(PROBLEM STATEMENT): Report each line of the data that includes the word "practical".

(ITEMS):
start

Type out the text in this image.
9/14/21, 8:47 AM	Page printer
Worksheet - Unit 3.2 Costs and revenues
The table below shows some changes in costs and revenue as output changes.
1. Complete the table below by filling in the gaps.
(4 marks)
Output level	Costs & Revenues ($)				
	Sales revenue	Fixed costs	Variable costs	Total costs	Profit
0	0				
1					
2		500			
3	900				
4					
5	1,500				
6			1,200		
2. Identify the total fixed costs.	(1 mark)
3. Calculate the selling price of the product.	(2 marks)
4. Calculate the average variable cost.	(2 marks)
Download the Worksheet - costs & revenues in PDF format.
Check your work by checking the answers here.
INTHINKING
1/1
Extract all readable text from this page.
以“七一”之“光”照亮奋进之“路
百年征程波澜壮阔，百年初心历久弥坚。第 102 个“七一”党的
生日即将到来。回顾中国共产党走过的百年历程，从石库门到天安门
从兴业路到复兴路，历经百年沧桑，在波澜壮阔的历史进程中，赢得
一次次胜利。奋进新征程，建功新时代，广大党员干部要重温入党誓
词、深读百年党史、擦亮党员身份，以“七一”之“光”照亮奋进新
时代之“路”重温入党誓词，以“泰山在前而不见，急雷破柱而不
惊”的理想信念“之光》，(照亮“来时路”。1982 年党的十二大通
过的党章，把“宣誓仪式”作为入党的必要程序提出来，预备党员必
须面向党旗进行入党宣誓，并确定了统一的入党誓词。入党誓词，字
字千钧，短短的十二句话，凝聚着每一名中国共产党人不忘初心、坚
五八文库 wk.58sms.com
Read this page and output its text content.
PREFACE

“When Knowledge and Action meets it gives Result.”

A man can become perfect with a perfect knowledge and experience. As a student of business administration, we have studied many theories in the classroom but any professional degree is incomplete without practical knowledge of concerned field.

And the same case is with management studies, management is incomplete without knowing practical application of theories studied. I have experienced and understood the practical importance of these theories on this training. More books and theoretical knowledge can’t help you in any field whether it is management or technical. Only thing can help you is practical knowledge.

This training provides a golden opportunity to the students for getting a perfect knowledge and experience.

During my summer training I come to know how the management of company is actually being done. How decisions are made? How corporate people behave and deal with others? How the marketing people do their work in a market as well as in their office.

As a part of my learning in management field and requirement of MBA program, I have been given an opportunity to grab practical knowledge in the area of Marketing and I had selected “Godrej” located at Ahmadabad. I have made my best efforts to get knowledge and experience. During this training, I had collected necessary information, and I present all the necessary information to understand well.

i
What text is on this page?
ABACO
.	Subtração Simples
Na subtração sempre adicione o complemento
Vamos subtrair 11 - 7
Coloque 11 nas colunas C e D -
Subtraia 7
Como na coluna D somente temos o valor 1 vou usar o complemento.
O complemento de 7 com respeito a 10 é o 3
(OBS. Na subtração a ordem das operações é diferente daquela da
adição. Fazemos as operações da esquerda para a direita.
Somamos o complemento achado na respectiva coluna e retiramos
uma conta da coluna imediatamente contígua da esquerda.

end

(RESPONSE FOR THIS EXERCISE):
A man can become perfect with a perfect knowledge and experience. As a student of business administration, we have studied many theories in the classroom but any professional degree is incomplete without practical knowledge of concerned field.
And the same case is with management studies, management is incomplete without knowing practical application of theories studied. I have experienced and understood the practical importance of these theories on this training. More books and theoretical knowledge can’t help you in any field whether it is management or technical. Only thing can help you is practical knowledge.
As a part of my learning in management field and requirement of MBA program, I have been given an opportunity to grab practical knowledge in the area of Marketing and I had selected “Godrej” located at Ahmadabad. I have made my best efforts to get knowledge and experience. During this training, I had collected necessary information, and I present all the necessary information to understand well.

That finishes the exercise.